[Written exercise] Retype each record shown below, leaving every character as it is.

[Exercise input]

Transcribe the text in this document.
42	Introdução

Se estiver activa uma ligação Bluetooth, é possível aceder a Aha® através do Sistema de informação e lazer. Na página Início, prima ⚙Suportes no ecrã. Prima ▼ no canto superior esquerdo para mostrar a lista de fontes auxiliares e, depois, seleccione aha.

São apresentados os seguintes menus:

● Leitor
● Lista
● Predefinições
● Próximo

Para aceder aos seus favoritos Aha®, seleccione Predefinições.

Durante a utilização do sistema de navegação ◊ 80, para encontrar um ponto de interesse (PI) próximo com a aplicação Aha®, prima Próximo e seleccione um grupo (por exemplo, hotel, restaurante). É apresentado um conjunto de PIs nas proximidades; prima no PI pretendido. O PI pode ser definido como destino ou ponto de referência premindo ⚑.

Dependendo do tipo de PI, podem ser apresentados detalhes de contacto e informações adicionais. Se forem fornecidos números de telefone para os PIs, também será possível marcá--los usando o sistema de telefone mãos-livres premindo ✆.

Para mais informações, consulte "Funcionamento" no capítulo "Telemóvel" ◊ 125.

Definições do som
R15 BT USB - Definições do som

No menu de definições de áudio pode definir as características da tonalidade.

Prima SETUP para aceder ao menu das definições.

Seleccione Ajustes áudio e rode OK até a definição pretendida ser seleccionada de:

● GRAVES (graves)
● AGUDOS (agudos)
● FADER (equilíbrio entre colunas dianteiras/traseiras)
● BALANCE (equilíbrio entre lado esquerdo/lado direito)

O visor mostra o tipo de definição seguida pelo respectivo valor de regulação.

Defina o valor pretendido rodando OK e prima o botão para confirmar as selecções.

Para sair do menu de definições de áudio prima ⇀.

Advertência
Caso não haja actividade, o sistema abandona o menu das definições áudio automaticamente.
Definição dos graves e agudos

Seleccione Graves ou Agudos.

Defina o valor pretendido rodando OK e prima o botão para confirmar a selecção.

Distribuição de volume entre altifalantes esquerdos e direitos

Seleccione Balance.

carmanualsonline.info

[Finished exercise]
Transcribe the text in this document.
42	Introdução

Se estiver activa uma ligação Bluetooth, é possível aceder a Aha® através do Sistema de informação e lazer. Na página Início, prima ⚙Suportes no ecrã. Prima ▼ no canto superior esquerdo para mostrar a lista de fontes auxiliares e, depois, seleccione aha.

São apresentados os seguintes menus:

● Leitor
● Lista
● Predefinições
● Próximo

Para aceder aos seus favoritos Aha®, seleccione Predefinições.

Durante a utilização do sistema de navegação ◊ 80, para encontrar um ponto de interesse (PI) próximo com a aplicação Aha®, prima Próximo e seleccione um grupo (por exemplo, hotel, restaurante). É apresentado um conjunto de PIs nas proximidades; prima no PI pretendido. O PI pode ser definido como destino ou ponto de referência premindo ⚑.

Dependendo do tipo de PI, podem ser apresentados detalhes de contacto e informações adicionais. Se forem fornecidos números de telefone para os PIs, também será possível marcá--los usando o sistema de telefone mãos-livres premindo ✆.

Para mais informações, consulte "Funcionamento" no capítulo "Telemóvel" ◊ 125.

Definições do som
R15 BT USB - Definições do som

No menu de definições de áudio pode definir as características da tonalidade.

Prima SETUP para aceder ao menu das definições.

Seleccione Ajustes áudio e rode OK até a definição pretendida ser seleccionada de:

● GRAVES (graves)
● AGUDOS (agudos)
● FADER (equilíbrio entre colunas dianteiras/traseiras)
● BALANCE (equilíbrio entre lado esquerdo/lado direito)

O visor mostra o tipo de definição seguida pelo respectivo valor de regulação.

Defina o valor pretendido rodando OK e prima o botão para confirmar as selecções.

Para sair do menu de definições de áudio prima ⇀.

Advertência
Caso não haja actividade, o sistema abandona o menu das definições áudio automaticamente.
Definição dos graves e agudos

Seleccione Graves ou Agudos.

Defina o valor pretendido rodando OK e prima o botão para confirmar a selecção.

Distribuição de volume entre altifalantes esquerdos e direitos

Seleccione Balance.

carmanualsonline.info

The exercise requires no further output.